Wissenschaft
GlobalBuildingAtlas: Neuer Datensatz zeigt alle Gebäude der Erde

Wie viele Gebäude gibt es weltweit? Eine Frage, die bislang niemand seriös beantworten konnte. Nun legt ein Forschungsteam der Technischen Universität München erstmals eine globale, hochauflösende 3D-Karte des kompletten Gebäudebestands vor – insgesamt 2,75 Milliarden Gebäude. Der neue GlobalBuildingAtlas gilt schon jetzt als ein Werkzeug, das Stadtplanung, Energieprognosen und Infrastrukturinvestitionen weltweit verändern könnte.

Veröffentlicht wurde der Datens(ch)atz in der Fachzeitschrift Earth System Science Data. Er basiert auf Satellitenbildern aus dem Jahr 2019 und liefert 3D-Modelle mit einer Auflösung von drei mal drei Metern. Alle Daten sind frei zugänglich – unter anderem über GitHub und einen eigenen WebViewer der TUM.

Einträge des Datensatzes
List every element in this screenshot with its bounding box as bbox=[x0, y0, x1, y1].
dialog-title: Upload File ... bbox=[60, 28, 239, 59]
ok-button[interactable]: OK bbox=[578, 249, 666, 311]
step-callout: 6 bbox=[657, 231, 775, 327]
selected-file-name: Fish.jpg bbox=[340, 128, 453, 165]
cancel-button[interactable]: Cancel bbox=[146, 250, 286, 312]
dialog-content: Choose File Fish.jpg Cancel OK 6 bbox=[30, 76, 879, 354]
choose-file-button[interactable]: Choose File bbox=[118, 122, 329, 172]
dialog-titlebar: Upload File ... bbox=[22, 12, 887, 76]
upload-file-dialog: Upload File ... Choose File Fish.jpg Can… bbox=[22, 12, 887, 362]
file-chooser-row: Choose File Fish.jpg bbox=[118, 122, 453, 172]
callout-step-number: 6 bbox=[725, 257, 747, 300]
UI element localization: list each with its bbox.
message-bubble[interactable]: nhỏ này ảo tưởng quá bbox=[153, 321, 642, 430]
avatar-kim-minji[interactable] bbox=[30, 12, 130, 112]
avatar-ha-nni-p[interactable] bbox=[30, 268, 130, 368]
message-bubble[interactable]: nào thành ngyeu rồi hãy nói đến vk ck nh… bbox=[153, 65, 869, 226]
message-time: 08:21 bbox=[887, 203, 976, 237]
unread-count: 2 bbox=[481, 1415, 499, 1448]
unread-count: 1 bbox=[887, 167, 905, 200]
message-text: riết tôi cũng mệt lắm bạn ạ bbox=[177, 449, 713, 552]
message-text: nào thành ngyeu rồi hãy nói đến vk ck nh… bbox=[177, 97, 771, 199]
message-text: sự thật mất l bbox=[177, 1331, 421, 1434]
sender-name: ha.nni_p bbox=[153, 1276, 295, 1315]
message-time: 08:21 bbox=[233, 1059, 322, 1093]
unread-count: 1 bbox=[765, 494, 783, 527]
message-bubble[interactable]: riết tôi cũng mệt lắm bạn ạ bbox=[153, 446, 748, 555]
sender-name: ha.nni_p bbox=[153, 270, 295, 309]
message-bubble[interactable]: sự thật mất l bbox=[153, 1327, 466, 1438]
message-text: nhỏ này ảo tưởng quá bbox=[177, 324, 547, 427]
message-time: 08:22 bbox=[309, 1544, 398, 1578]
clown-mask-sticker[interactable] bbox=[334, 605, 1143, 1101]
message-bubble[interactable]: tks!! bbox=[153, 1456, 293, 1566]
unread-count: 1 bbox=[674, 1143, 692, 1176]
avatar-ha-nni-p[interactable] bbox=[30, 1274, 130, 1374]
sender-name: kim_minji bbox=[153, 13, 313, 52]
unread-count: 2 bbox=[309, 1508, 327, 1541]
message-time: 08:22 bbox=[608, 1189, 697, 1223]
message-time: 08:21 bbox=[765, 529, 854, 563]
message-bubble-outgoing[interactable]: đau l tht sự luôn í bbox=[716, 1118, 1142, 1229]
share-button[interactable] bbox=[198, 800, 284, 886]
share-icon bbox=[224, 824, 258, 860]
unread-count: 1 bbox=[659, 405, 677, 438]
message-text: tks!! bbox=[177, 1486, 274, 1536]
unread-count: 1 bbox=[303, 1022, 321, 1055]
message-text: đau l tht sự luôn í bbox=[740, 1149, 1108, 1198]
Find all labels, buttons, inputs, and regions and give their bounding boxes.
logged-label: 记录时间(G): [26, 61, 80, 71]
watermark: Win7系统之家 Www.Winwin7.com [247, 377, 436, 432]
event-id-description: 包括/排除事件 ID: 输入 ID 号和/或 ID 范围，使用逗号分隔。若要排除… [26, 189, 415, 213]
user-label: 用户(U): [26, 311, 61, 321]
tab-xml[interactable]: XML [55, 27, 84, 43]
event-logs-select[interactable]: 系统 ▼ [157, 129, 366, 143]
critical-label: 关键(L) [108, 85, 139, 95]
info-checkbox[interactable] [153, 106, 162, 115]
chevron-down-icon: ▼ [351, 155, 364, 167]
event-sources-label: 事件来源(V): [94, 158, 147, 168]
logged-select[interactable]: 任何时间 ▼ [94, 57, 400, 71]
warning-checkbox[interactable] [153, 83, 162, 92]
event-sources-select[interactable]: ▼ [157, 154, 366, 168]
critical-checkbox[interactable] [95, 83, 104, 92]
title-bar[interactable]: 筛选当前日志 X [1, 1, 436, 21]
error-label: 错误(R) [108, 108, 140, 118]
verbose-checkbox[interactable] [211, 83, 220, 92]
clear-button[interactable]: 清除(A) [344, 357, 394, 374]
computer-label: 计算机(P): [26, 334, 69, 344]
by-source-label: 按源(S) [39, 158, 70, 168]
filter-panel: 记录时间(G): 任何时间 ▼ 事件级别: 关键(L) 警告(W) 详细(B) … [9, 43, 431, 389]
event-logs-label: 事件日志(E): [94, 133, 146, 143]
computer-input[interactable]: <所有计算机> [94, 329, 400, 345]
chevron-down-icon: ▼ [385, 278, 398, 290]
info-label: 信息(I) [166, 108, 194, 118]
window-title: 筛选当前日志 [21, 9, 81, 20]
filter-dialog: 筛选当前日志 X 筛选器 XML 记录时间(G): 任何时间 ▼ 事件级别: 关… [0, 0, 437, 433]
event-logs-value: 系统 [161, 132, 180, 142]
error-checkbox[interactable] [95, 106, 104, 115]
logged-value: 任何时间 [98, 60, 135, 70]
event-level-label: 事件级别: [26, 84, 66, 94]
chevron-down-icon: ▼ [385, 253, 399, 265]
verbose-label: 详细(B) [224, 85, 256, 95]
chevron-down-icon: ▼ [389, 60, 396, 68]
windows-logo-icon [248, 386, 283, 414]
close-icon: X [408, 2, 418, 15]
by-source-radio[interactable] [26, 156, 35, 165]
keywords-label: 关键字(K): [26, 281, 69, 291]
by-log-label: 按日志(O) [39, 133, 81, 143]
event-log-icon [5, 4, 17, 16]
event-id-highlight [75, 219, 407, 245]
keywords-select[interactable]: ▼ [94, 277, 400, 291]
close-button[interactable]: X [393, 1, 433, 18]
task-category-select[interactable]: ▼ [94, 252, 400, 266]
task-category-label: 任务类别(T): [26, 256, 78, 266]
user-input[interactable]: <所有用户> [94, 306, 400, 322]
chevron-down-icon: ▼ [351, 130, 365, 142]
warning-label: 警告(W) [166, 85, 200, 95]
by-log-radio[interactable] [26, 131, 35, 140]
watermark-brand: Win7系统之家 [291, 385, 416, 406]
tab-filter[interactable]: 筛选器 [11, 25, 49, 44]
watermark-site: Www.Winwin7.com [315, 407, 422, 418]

Arbeitsauftrag 1>
Fassen Sie den Absatz des Textauszugs, der mit „Wie viele Gebäude gibt es weltweit?“ beginnt, als Stichpunktliste zusammen, ohne dessen wesentliche Fakten wegzulassen.
Arbeitsauftrag 2>
Führen Sie den Text über den GlobalBuildingAtlas im Anschluss an seinen letzten Satz weiter.

Lösungsfeld 1>
- Bislang konnte niemand die Zahl der Gebäude weltweit seriös angeben.
- Ein Forschungsteam der Technischen Universität München legt erstmals eine globale, hochauflösende 3D-Karte des gesamten Gebäudebestands vor.
- Die Karte erfasst insgesamt 2,75 Milliarden Gebäude.
- Der GlobalBuildingAtlas gilt als Werkzeug, das Stadtplanung, Energieprognosen und Infrastrukturinvestitionen weltweit verändern könnte.

Lösungsfeld 2>
Indikator für Wohlstand und Infrastruktur

Besonders wirtschaftsrelevant ist eine neue Kennzahl, die das Team um Forschungsleiterin Xiaoxiang Zhu eingeführt hat: das Gebäudevolumen pro Kopf. Es beschreibt die gesamte Gebäudemasse einer Region im Verhältnis zur Bevölkerung. Anders als herkömmliche 2D-Karten zeigt dieser Wert auch die vertikale Dimension der Urbanisierung – also wie viel Wohn- und Nutzraum tatsächlich vorhanden ist.

Laut Zhu macht dieser Ansatz soziale und wirtschaftliche Unterschiede sichtbar, die bisher in vielen Ländern nicht messbar waren. „3D-Gebäudeinformationen liefern ein deutlich genaueres Bild von Urbanisierung und Armut“, sagt die Professorin in einer Aussendung. Damit entsteht ein globaler Indikator, der unmittelbar für die Planung nachhaltiger und widerstandsfähiger Städte genutzt werden kann.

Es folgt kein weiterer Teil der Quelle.